What is expected:
Copy every item below word for word, leaving out the picture lines.

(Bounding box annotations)
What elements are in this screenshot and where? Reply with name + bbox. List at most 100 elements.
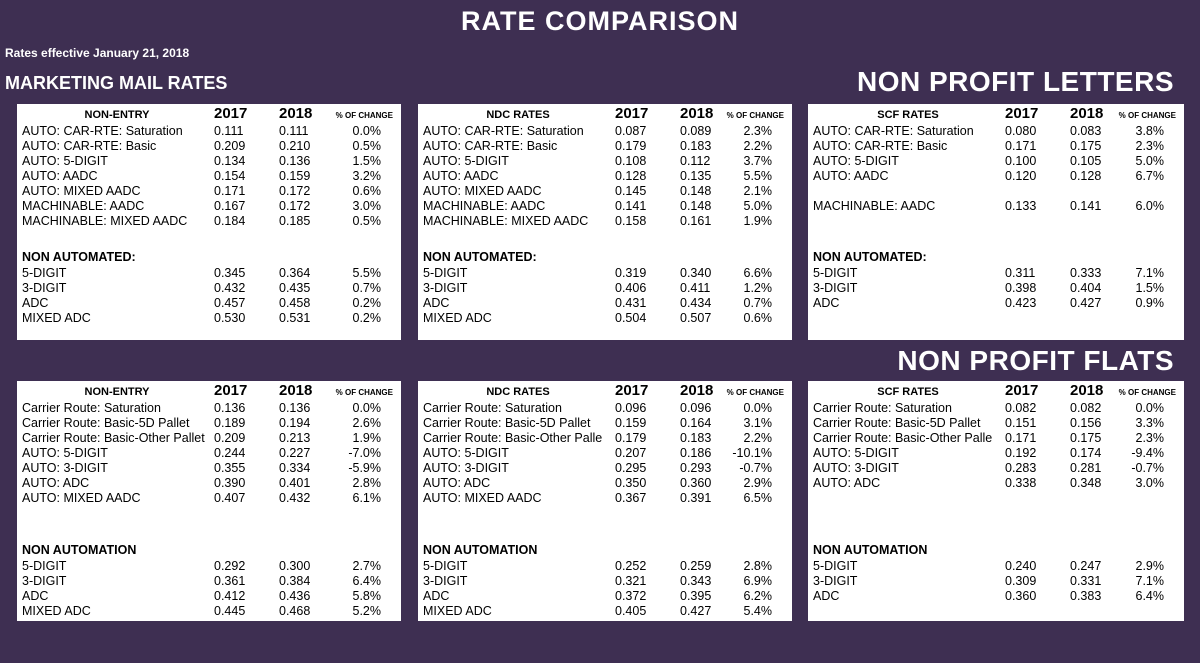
table-row: AUTO: MIXED AADC 0.407 0.432 6.1% — [17, 491, 401, 506]
row-label: 3-DIGIT — [22, 574, 67, 588]
value-2018: 0.128 — [1070, 169, 1102, 183]
value-2017: 0.128 — [615, 169, 647, 183]
value-change: 2.3% — [1135, 139, 1165, 153]
row-label: 3-DIGIT — [423, 281, 468, 295]
value-change: 2.9% — [1135, 559, 1165, 573]
value-2017: 0.179 — [615, 431, 647, 445]
page-title: RATE COMPARISON — [461, 6, 739, 36]
table-row: 3-DIGIT 0.406 0.411 1.2% — [418, 281, 792, 296]
value-change: 0.7% — [743, 296, 773, 310]
column-2017: 2017 — [1005, 105, 1039, 122]
value-2017: 0.145 — [615, 184, 647, 198]
value-2018: 0.293 — [680, 461, 712, 475]
value-2018: 0.395 — [680, 589, 712, 603]
value-change: 0.2% — [352, 311, 382, 325]
value-2017: 0.158 — [615, 214, 647, 228]
value-change: 3.0% — [1135, 476, 1165, 490]
row-label: 3-DIGIT — [423, 574, 468, 588]
table-row: MIXED ADC 0.530 0.531 0.2% — [17, 311, 401, 326]
effective-date: Rates effective January 21, 2018 — [5, 46, 190, 60]
value-2017: 0.120 — [1005, 169, 1037, 183]
table-header-label: NDC RATES — [486, 386, 550, 398]
value-change: 5.4% — [743, 604, 773, 618]
row-label: AUTO: 3-DIGIT — [423, 461, 509, 475]
table-row: AUTO: AADC 0.120 0.128 6.7% — [808, 169, 1184, 184]
value-change: 6.5% — [743, 491, 773, 505]
table-row: AUTO: MIXED AADC 0.145 0.148 2.1% — [418, 184, 792, 199]
value-change: 2.3% — [1135, 431, 1165, 445]
value-change: 0.6% — [743, 311, 773, 325]
value-2018: 0.281 — [1070, 461, 1102, 475]
value-2017: 0.355 — [214, 461, 246, 475]
row-label: AUTO: 5-DIGIT — [423, 154, 509, 168]
value-change: 0.0% — [1135, 401, 1165, 415]
row-label: Carrier Route: Basic-Other Pallet — [22, 431, 205, 445]
value-2018: 0.331 — [1070, 574, 1102, 588]
value-2017: 0.319 — [615, 266, 647, 280]
value-2018: 0.175 — [1070, 431, 1102, 445]
value-2017: 0.100 — [1005, 154, 1037, 168]
value-change: 1.9% — [743, 214, 773, 228]
rate-table-panel: NON-ENTRY 2017 2018 % OF CHANGE AUTO: CAR-RT… — [17, 104, 401, 340]
value-2017: 0.309 — [1005, 574, 1037, 588]
value-2018: 0.089 — [680, 124, 712, 138]
table-row: AUTO: CAR-RTE: Basic 0.179 0.183 2.2% — [418, 139, 792, 154]
table-row: MACHINABLE: AADC 0.141 0.148 5.0% — [418, 199, 792, 214]
value-2018: 0.164 — [680, 416, 712, 430]
value-2018: 0.172 — [279, 199, 311, 213]
subsection-label: NON AUTOMATED: — [22, 250, 136, 264]
table-row: MIXED ADC 0.445 0.468 5.2% — [17, 604, 401, 619]
column-2018: 2018 — [279, 105, 313, 122]
value-change: 2.7% — [352, 559, 382, 573]
value-change: 5.5% — [743, 169, 773, 183]
row-label: MIXED ADC — [22, 604, 91, 618]
table-row: 5-DIGIT 0.311 0.333 7.1% — [808, 266, 1184, 281]
table-row: ADC 0.423 0.427 0.9% — [808, 296, 1184, 311]
column-2018: 2018 — [680, 382, 714, 399]
value-2018: 0.174 — [1070, 446, 1102, 460]
value-change: 3.8% — [1135, 124, 1165, 138]
row-label: 5-DIGIT — [423, 266, 468, 280]
table-row: MACHINABLE: AADC 0.133 0.141 6.0% — [808, 199, 1184, 214]
value-2018: 0.185 — [279, 214, 311, 228]
value-2017: 0.530 — [214, 311, 246, 325]
column-2017: 2017 — [615, 105, 649, 122]
value-change: -7.0% — [348, 446, 381, 460]
table-row — [808, 491, 1184, 506]
value-2018: 0.183 — [680, 139, 712, 153]
row-label: AUTO: CAR-RTE: Basic — [423, 139, 558, 153]
value-change: 0.0% — [352, 124, 382, 138]
value-change: 3.2% — [352, 169, 382, 183]
column-change: % OF CHANGE — [726, 388, 784, 397]
subsection-header: NON AUTOMATED: — [418, 250, 792, 265]
value-2017: 0.167 — [214, 199, 246, 213]
value-2018: 0.148 — [680, 199, 712, 213]
value-change: -0.7% — [739, 461, 772, 475]
value-2018: 0.183 — [680, 431, 712, 445]
value-2017: 0.209 — [214, 139, 246, 153]
value-2017: 0.406 — [615, 281, 647, 295]
value-change: 5.0% — [743, 199, 773, 213]
value-2018: 0.186 — [680, 446, 712, 460]
value-change: 6.2% — [743, 589, 773, 603]
value-change: 2.2% — [743, 139, 773, 153]
value-change: 6.7% — [1135, 169, 1165, 183]
table-row: AUTO: 3-DIGIT 0.355 0.334 -5.9% — [17, 461, 401, 476]
subsection-label: NON AUTOMATED: — [813, 250, 927, 264]
value-2017: 0.189 — [214, 416, 246, 430]
table-row: 5-DIGIT 0.345 0.364 5.5% — [17, 266, 401, 281]
value-2017: 0.133 — [1005, 199, 1037, 213]
value-change: 0.6% — [352, 184, 382, 198]
table-row: AUTO: AADC 0.154 0.159 3.2% — [17, 169, 401, 184]
value-change: 6.1% — [352, 491, 382, 505]
value-2017: 0.082 — [1005, 401, 1037, 415]
table-row: AUTO: 5-DIGIT 0.134 0.136 1.5% — [17, 154, 401, 169]
value-2017: 0.154 — [214, 169, 246, 183]
table-row: MIXED ADC 0.504 0.507 0.6% — [418, 311, 792, 326]
column-2017: 2017 — [214, 105, 248, 122]
value-2018: 0.401 — [279, 476, 311, 490]
value-2018: 0.247 — [1070, 559, 1102, 573]
value-2018: 0.348 — [1070, 476, 1102, 490]
value-2018: 0.210 — [279, 139, 311, 153]
value-2018: 0.404 — [1070, 281, 1102, 295]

Result below:
What elements are in this screenshot and where? Reply with name + bbox. List at most 100 elements.
table-row: AUTO: MIXED AADC 0.407 0.432 6.1% — [17, 491, 401, 506]
row-label: 3-DIGIT — [22, 574, 67, 588]
value-2018: 0.128 — [1070, 169, 1102, 183]
value-2017: 0.128 — [615, 169, 647, 183]
value-change: 2.3% — [1135, 139, 1165, 153]
row-label: 3-DIGIT — [423, 281, 468, 295]
value-change: 2.9% — [1135, 559, 1165, 573]
value-2017: 0.179 — [615, 431, 647, 445]
page-title: RATE COMPARISON — [461, 6, 739, 36]
table-row: 3-DIGIT 0.406 0.411 1.2% — [418, 281, 792, 296]
value-change: 0.7% — [743, 296, 773, 310]
column-2017: 2017 — [1005, 105, 1039, 122]
value-2017: 0.145 — [615, 184, 647, 198]
value-2018: 0.293 — [680, 461, 712, 475]
value-2018: 0.395 — [680, 589, 712, 603]
value-change: 0.2% — [352, 311, 382, 325]
value-2017: 0.158 — [615, 214, 647, 228]
value-change: 3.0% — [1135, 476, 1165, 490]
row-label: 3-DIGIT — [423, 574, 468, 588]
table-row: MIXED ADC 0.530 0.531 0.2% — [17, 311, 401, 326]
effective-date: Rates effective January 21, 2018 — [5, 46, 190, 60]
value-2017: 0.120 — [1005, 169, 1037, 183]
table-header-label: NDC RATES — [486, 386, 550, 398]
value-change: 5.4% — [743, 604, 773, 618]
row-label: AUTO: 3-DIGIT — [423, 461, 509, 475]
table-row: AUTO: AADC 0.120 0.128 6.7% — [808, 169, 1184, 184]
value-change: 6.5% — [743, 491, 773, 505]
table-row: AUTO: MIXED AADC 0.145 0.148 2.1% — [418, 184, 792, 199]
value-change: 2.3% — [1135, 431, 1165, 445]
value-change: 0.6% — [743, 311, 773, 325]
value-2018: 0.281 — [1070, 461, 1102, 475]
value-2017: 0.355 — [214, 461, 246, 475]
row-label: AUTO: 5-DIGIT — [423, 154, 509, 168]
value-change: 0.0% — [1135, 401, 1165, 415]
row-label: Carrier Route: Basic-Other Pallet — [22, 431, 205, 445]
value-2018: 0.331 — [1070, 574, 1102, 588]
value-2017: 0.319 — [615, 266, 647, 280]
value-2018: 0.175 — [1070, 431, 1102, 445]
value-2017: 0.100 — [1005, 154, 1037, 168]
value-change: 1.9% — [743, 214, 773, 228]
rate-table-panel: NON-ENTRY 2017 2018 % OF CHANGE AUTO: CAR-RT… — [17, 104, 401, 340]
value-2017: 0.309 — [1005, 574, 1037, 588]
value-2018: 0.089 — [680, 124, 712, 138]
table-row: AUTO: CAR-RTE: Basic 0.179 0.183 2.2% — [418, 139, 792, 154]
table-row: MACHINABLE: AADC 0.141 0.148 5.0% — [418, 199, 792, 214]
value-2018: 0.164 — [680, 416, 712, 430]
value-2018: 0.172 — [279, 199, 311, 213]
subsection-label: NON AUTOMATED: — [22, 250, 136, 264]
table-row: MIXED ADC 0.445 0.468 5.2% — [17, 604, 401, 619]
column-2018: 2018 — [279, 105, 313, 122]
value-change: 2.7% — [352, 559, 382, 573]
value-change: 5.5% — [743, 169, 773, 183]
row-label: MIXED ADC — [22, 604, 91, 618]
table-row: 5-DIGIT 0.311 0.333 7.1% — [808, 266, 1184, 281]
table-row: ADC 0.423 0.427 0.9% — [808, 296, 1184, 311]
column-2018: 2018 — [680, 382, 714, 399]
value-2018: 0.174 — [1070, 446, 1102, 460]
value-change: 3.8% — [1135, 124, 1165, 138]
row-label: 5-DIGIT — [423, 266, 468, 280]
table-row: MACHINABLE: AADC 0.133 0.141 6.0% — [808, 199, 1184, 214]
value-2018: 0.185 — [279, 214, 311, 228]
value-2017: 0.530 — [214, 311, 246, 325]
column-2017: 2017 — [615, 105, 649, 122]
value-change: -7.0% — [348, 446, 381, 460]
table-row — [808, 491, 1184, 506]
value-2018: 0.183 — [680, 139, 712, 153]
row-label: AUTO: CAR-RTE: Basic — [423, 139, 558, 153]
value-change: 0.0% — [352, 124, 382, 138]
value-change: 3.2% — [352, 169, 382, 183]
column-change: % OF CHANGE — [726, 388, 784, 397]
subsection-header: NON AUTOMATED: — [418, 250, 792, 265]
value-2017: 0.167 — [214, 199, 246, 213]
value-2018: 0.148 — [680, 199, 712, 213]
value-change: -0.7% — [739, 461, 772, 475]
value-2018: 0.183 — [680, 431, 712, 445]
value-2017: 0.209 — [214, 139, 246, 153]
value-2017: 0.406 — [615, 281, 647, 295]
value-change: 5.0% — [743, 199, 773, 213]
value-2018: 0.186 — [680, 446, 712, 460]
value-change: 6.2% — [743, 589, 773, 603]
value-change: 2.2% — [743, 139, 773, 153]
value-change: 6.7% — [1135, 169, 1165, 183]
table-row: AUTO: 3-DIGIT 0.355 0.334 -5.9% — [17, 461, 401, 476]
subsection-label: NON AUTOMATED: — [813, 250, 927, 264]
value-2017: 0.189 — [214, 416, 246, 430]
table-row: 5-DIGIT 0.345 0.364 5.5% — [17, 266, 401, 281]
value-2017: 0.133 — [1005, 199, 1037, 213]
value-change: 0.6% — [352, 184, 382, 198]
table-row: AUTO: AADC 0.154 0.159 3.2% — [17, 169, 401, 184]
value-change: 6.1% — [352, 491, 382, 505]
value-2017: 0.082 — [1005, 401, 1037, 415]
table-row: AUTO: 5-DIGIT 0.134 0.136 1.5% — [17, 154, 401, 169]
value-2017: 0.154 — [214, 169, 246, 183]
table-row: MIXED ADC 0.504 0.507 0.6% — [418, 311, 792, 326]
column-2017: 2017 — [214, 105, 248, 122]
value-2018: 0.401 — [279, 476, 311, 490]
value-2018: 0.247 — [1070, 559, 1102, 573]
value-2018: 0.348 — [1070, 476, 1102, 490]
value-2018: 0.210 — [279, 139, 311, 153]
value-2018: 0.404 — [1070, 281, 1102, 295]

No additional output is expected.